■ **Task details**: Duplicate every item below line for line, without changing anything.
** Start of Data rows **
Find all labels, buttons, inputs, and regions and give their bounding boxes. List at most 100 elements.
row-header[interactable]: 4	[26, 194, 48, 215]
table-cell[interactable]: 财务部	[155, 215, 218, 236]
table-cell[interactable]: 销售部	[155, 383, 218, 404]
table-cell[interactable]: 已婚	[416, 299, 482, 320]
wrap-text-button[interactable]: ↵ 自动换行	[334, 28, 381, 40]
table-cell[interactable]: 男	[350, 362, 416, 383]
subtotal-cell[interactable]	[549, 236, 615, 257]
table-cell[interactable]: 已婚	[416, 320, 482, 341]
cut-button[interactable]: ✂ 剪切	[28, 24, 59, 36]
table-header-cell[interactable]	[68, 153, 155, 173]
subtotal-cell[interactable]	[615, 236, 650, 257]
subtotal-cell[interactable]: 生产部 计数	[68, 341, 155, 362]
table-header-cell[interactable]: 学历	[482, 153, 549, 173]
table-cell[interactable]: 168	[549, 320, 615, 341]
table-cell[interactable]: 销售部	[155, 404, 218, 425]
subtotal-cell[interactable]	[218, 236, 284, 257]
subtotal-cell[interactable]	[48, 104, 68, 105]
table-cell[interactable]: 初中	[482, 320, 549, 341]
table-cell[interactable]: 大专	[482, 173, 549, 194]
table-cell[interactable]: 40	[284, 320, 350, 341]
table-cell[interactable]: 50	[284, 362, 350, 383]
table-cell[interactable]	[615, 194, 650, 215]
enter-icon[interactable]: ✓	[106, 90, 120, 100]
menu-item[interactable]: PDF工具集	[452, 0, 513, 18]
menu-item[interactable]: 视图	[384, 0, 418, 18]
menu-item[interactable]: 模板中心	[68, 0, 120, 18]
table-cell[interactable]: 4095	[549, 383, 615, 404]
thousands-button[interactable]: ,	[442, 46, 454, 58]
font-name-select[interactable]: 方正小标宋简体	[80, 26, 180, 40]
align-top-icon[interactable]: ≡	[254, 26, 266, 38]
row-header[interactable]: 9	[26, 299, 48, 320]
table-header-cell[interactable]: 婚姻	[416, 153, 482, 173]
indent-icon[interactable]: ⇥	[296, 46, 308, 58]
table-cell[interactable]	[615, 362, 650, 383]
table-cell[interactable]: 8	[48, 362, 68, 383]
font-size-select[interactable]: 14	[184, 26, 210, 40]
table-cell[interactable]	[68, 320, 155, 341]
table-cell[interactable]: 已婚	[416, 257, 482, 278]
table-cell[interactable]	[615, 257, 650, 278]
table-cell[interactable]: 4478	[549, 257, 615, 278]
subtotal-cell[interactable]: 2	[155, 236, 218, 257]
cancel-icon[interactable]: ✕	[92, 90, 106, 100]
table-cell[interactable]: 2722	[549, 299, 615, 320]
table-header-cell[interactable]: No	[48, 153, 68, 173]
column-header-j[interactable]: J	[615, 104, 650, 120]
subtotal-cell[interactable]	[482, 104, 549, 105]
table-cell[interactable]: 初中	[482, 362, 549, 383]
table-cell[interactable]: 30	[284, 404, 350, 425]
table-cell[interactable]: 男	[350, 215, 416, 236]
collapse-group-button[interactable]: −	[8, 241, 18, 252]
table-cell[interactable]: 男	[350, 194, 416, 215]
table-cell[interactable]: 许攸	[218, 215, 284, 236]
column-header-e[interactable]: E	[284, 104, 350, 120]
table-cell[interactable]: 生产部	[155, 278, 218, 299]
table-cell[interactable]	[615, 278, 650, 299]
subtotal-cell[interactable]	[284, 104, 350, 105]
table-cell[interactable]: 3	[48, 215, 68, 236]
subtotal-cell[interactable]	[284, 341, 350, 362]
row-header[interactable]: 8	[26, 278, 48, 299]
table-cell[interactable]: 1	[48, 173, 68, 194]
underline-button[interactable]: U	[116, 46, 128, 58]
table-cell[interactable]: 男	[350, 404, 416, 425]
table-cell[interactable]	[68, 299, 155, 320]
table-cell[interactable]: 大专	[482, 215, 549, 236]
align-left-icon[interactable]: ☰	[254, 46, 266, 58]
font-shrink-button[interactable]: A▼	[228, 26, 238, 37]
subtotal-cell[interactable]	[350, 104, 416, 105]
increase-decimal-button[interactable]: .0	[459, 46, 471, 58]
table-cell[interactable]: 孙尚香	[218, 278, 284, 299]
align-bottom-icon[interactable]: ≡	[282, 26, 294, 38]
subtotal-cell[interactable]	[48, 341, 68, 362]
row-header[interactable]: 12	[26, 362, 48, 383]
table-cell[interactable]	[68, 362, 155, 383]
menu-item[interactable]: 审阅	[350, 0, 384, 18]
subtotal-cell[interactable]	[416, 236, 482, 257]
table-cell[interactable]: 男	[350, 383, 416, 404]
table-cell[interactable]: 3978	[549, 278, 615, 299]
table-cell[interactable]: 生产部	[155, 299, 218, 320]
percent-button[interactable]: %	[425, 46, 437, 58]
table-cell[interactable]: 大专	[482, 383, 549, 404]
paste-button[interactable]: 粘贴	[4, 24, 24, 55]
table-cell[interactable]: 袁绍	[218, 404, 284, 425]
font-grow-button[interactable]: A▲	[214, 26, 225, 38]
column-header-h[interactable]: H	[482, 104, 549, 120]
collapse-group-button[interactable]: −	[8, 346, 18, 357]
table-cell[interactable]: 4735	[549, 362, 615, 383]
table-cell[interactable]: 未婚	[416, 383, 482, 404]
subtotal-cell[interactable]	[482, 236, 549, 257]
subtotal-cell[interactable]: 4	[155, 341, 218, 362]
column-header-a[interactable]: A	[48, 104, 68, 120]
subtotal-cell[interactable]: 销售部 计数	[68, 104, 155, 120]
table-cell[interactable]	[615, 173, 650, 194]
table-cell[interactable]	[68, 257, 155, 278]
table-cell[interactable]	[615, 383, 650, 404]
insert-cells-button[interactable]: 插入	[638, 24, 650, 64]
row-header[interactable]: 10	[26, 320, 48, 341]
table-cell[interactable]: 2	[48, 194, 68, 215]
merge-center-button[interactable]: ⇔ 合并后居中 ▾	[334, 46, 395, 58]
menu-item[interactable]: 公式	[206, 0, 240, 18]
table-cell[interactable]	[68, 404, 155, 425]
** End of Data rows **
■ **Exercise solution**:
Find all labels, buttons, inputs, and regions and give their bounding boxes. List at most 100 elements.
row-header[interactable]: 4	[26, 194, 48, 215]
table-cell[interactable]: 财务部	[155, 215, 218, 236]
table-cell[interactable]: 销售部	[155, 383, 218, 404]
table-cell[interactable]: 已婚	[416, 299, 482, 320]
wrap-text-button[interactable]: ↵ 自动换行	[334, 28, 381, 40]
table-cell[interactable]: 男	[350, 362, 416, 383]
subtotal-cell[interactable]	[549, 236, 615, 257]
table-cell[interactable]: 已婚	[416, 320, 482, 341]
cut-button[interactable]: ✂ 剪切	[28, 24, 59, 36]
table-header-cell[interactable]	[68, 153, 155, 173]
subtotal-cell[interactable]	[615, 236, 650, 257]
subtotal-cell[interactable]: 生产部 计数	[68, 341, 155, 362]
table-header-cell[interactable]: 学历	[482, 153, 549, 173]
table-cell[interactable]: 168	[549, 320, 615, 341]
table-cell[interactable]: 销售部	[155, 404, 218, 425]
subtotal-cell[interactable]	[218, 236, 284, 257]
subtotal-cell[interactable]	[48, 104, 68, 105]
table-cell[interactable]: 初中	[482, 320, 549, 341]
table-cell[interactable]: 大专	[482, 173, 549, 194]
table-cell[interactable]: 40	[284, 320, 350, 341]
table-cell[interactable]: 50	[284, 362, 350, 383]
table-cell[interactable]	[615, 194, 650, 215]
enter-icon[interactable]: ✓	[106, 90, 120, 100]
menu-item[interactable]: PDF工具集	[452, 0, 513, 18]
menu-item[interactable]: 视图	[384, 0, 418, 18]
menu-item[interactable]: 模板中心	[68, 0, 120, 18]
table-cell[interactable]: 4095	[549, 383, 615, 404]
thousands-button[interactable]: ,	[442, 46, 454, 58]
font-name-select[interactable]: 方正小标宋简体	[80, 26, 180, 40]
align-top-icon[interactable]: ≡	[254, 26, 266, 38]
row-header[interactable]: 9	[26, 299, 48, 320]
table-header-cell[interactable]: 婚姻	[416, 153, 482, 173]
indent-icon[interactable]: ⇥	[296, 46, 308, 58]
table-cell[interactable]	[615, 362, 650, 383]
table-cell[interactable]: 8	[48, 362, 68, 383]
font-size-select[interactable]: 14	[184, 26, 210, 40]
table-cell[interactable]	[68, 320, 155, 341]
table-cell[interactable]: 已婚	[416, 257, 482, 278]
table-cell[interactable]	[615, 257, 650, 278]
table-cell[interactable]: 4478	[549, 257, 615, 278]
subtotal-cell[interactable]: 2	[155, 236, 218, 257]
cancel-icon[interactable]: ✕	[92, 90, 106, 100]
table-cell[interactable]: 2722	[549, 299, 615, 320]
table-header-cell[interactable]: No	[48, 153, 68, 173]
column-header-j[interactable]: J	[615, 104, 650, 120]
subtotal-cell[interactable]	[482, 104, 549, 105]
table-cell[interactable]: 初中	[482, 362, 549, 383]
table-cell[interactable]: 30	[284, 404, 350, 425]
table-cell[interactable]: 男	[350, 215, 416, 236]
collapse-group-button[interactable]: −	[8, 241, 18, 252]
table-cell[interactable]: 男	[350, 194, 416, 215]
table-cell[interactable]: 许攸	[218, 215, 284, 236]
column-header-e[interactable]: E	[284, 104, 350, 120]
table-cell[interactable]: 生产部	[155, 278, 218, 299]
table-cell[interactable]	[615, 278, 650, 299]
subtotal-cell[interactable]	[284, 104, 350, 105]
table-cell[interactable]: 3	[48, 215, 68, 236]
subtotal-cell[interactable]	[284, 341, 350, 362]
row-header[interactable]: 8	[26, 278, 48, 299]
table-cell[interactable]: 1	[48, 173, 68, 194]
underline-button[interactable]: U	[116, 46, 128, 58]
table-cell[interactable]: 男	[350, 404, 416, 425]
table-cell[interactable]	[68, 299, 155, 320]
table-cell[interactable]: 大专	[482, 215, 549, 236]
align-left-icon[interactable]: ☰	[254, 46, 266, 58]
font-shrink-button[interactable]: A▼	[228, 26, 238, 37]
subtotal-cell[interactable]	[350, 104, 416, 105]
increase-decimal-button[interactable]: .0	[459, 46, 471, 58]
table-cell[interactable]: 孙尚香	[218, 278, 284, 299]
align-bottom-icon[interactable]: ≡	[282, 26, 294, 38]
subtotal-cell[interactable]	[48, 341, 68, 362]
row-header[interactable]: 12	[26, 362, 48, 383]
table-cell[interactable]	[68, 362, 155, 383]
menu-item[interactable]: 审阅	[350, 0, 384, 18]
subtotal-cell[interactable]	[416, 236, 482, 257]
table-cell[interactable]: 男	[350, 383, 416, 404]
table-cell[interactable]: 3978	[549, 278, 615, 299]
table-cell[interactable]: 生产部	[155, 299, 218, 320]
percent-button[interactable]: %	[425, 46, 437, 58]
table-cell[interactable]: 大专	[482, 383, 549, 404]
paste-button[interactable]: 粘贴	[4, 24, 24, 55]
table-cell[interactable]: 袁绍	[218, 404, 284, 425]
font-grow-button[interactable]: A▲	[214, 26, 225, 38]
column-header-h[interactable]: H	[482, 104, 549, 120]
collapse-group-button[interactable]: −	[8, 346, 18, 357]
table-cell[interactable]: 4735	[549, 362, 615, 383]
table-cell[interactable]: 未婚	[416, 383, 482, 404]
subtotal-cell[interactable]	[482, 236, 549, 257]
subtotal-cell[interactable]: 4	[155, 341, 218, 362]
column-header-a[interactable]: A	[48, 104, 68, 120]
subtotal-cell[interactable]: 销售部 计数	[68, 104, 155, 120]
table-cell[interactable]	[615, 173, 650, 194]
table-cell[interactable]	[68, 257, 155, 278]
table-cell[interactable]	[615, 383, 650, 404]
insert-cells-button[interactable]: 插入	[638, 24, 650, 64]
row-header[interactable]: 10	[26, 320, 48, 341]
table-cell[interactable]: 2	[48, 194, 68, 215]
merge-center-button[interactable]: ⇔ 合并后居中 ▾	[334, 46, 395, 58]
menu-item[interactable]: 公式	[206, 0, 240, 18]
table-cell[interactable]	[68, 404, 155, 425]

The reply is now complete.